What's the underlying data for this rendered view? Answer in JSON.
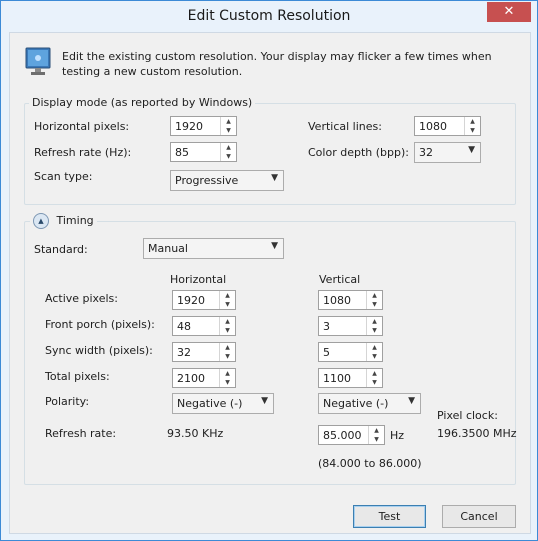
{
  "window": {
    "title": "Edit Custom Resolution",
    "close_glyph": "✕"
  },
  "intro": {
    "text": "Edit the existing custom resolution. Your display may flicker a few times when testing a new custom resolution."
  },
  "display_mode": {
    "legend": "Display mode (as reported by Windows)",
    "horizontal_pixels": {
      "label": "Horizontal pixels:",
      "value": "1920"
    },
    "vertical_lines": {
      "label": "Vertical lines:",
      "value": "1080"
    },
    "refresh_rate": {
      "label": "Refresh rate (Hz):",
      "value": "85"
    },
    "color_depth": {
      "label": "Color depth (bpp):",
      "value": "32"
    },
    "scan_type": {
      "label": "Scan type:",
      "value": "Progressive"
    }
  },
  "timing": {
    "legend": "Timing",
    "standard": {
      "label": "Standard:",
      "value": "Manual"
    },
    "col_horizontal": "Horizontal",
    "col_vertical": "Vertical",
    "rows": {
      "active": {
        "label": "Active pixels:",
        "h": "1920",
        "v": "1080"
      },
      "front_porch": {
        "label": "Front porch (pixels):",
        "h": "48",
        "v": "3"
      },
      "sync_width": {
        "label": "Sync width (pixels):",
        "h": "32",
        "v": "5"
      },
      "total": {
        "label": "Total pixels:",
        "h": "2100",
        "v": "1100"
      },
      "polarity": {
        "label": "Polarity:",
        "h": "Negative (-)",
        "v": "Negative (-)"
      }
    },
    "refresh": {
      "label": "Refresh rate:",
      "h_value": "93.50 KHz",
      "v_value": "85.000",
      "v_unit": "Hz",
      "range": "(84.000 to 86.000)"
    },
    "pixel_clock": {
      "label": "Pixel clock:",
      "value": "196.3500 MHz"
    }
  },
  "buttons": {
    "test": "Test",
    "cancel": "Cancel"
  },
  "icons": {
    "spin_up": "▲",
    "spin_down": "▼",
    "chevron": "▼",
    "collapse": "▲"
  },
  "colors": {
    "accent": "#3c8ad6",
    "close": "#c75050"
  }
}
◆ ◆ ◆ ◆ ◆ ◆ ◆
• [Exercise requirements]
Skip the pictures and transcribe the rest of the records exactly.

• [Correct answer]
What's the underlying data for this rendered view? Answer in JSON.
{
  "window": {
    "title": "Edit Custom Resolution",
    "close_glyph": "✕"
  },
  "intro": {
    "text": "Edit the existing custom resolution. Your display may flicker a few times when testing a new custom resolution."
  },
  "display_mode": {
    "legend": "Display mode (as reported by Windows)",
    "horizontal_pixels": {
      "label": "Horizontal pixels:",
      "value": "1920"
    },
    "vertical_lines": {
      "label": "Vertical lines:",
      "value": "1080"
    },
    "refresh_rate": {
      "label": "Refresh rate (Hz):",
      "value": "85"
    },
    "color_depth": {
      "label": "Color depth (bpp):",
      "value": "32"
    },
    "scan_type": {
      "label": "Scan type:",
      "value": "Progressive"
    }
  },
  "timing": {
    "legend": "Timing",
    "standard": {
      "label": "Standard:",
      "value": "Manual"
    },
    "col_horizontal": "Horizontal",
    "col_vertical": "Vertical",
    "rows": {
      "active": {
        "label": "Active pixels:",
        "h": "1920",
        "v": "1080"
      },
      "front_porch": {
        "label": "Front porch (pixels):",
        "h": "48",
        "v": "3"
      },
      "sync_width": {
        "label": "Sync width (pixels):",
        "h": "32",
        "v": "5"
      },
      "total": {
        "label": "Total pixels:",
        "h": "2100",
        "v": "1100"
      },
      "polarity": {
        "label": "Polarity:",
        "h": "Negative (-)",
        "v": "Negative (-)"
      }
    },
    "refresh": {
      "label": "Refresh rate:",
      "h_value": "93.50 KHz",
      "v_value": "85.000",
      "v_unit": "Hz",
      "range": "(84.000 to 86.000)"
    },
    "pixel_clock": {
      "label": "Pixel clock:",
      "value": "196.3500 MHz"
    }
  },
  "buttons": {
    "test": "Test",
    "cancel": "Cancel"
  },
  "icons": {
    "spin_up": "▲",
    "spin_down": "▼",
    "chevron": "▼",
    "collapse": "▲"
  },
  "colors": {
    "accent": "#3c8ad6",
    "close": "#c75050"
  }
}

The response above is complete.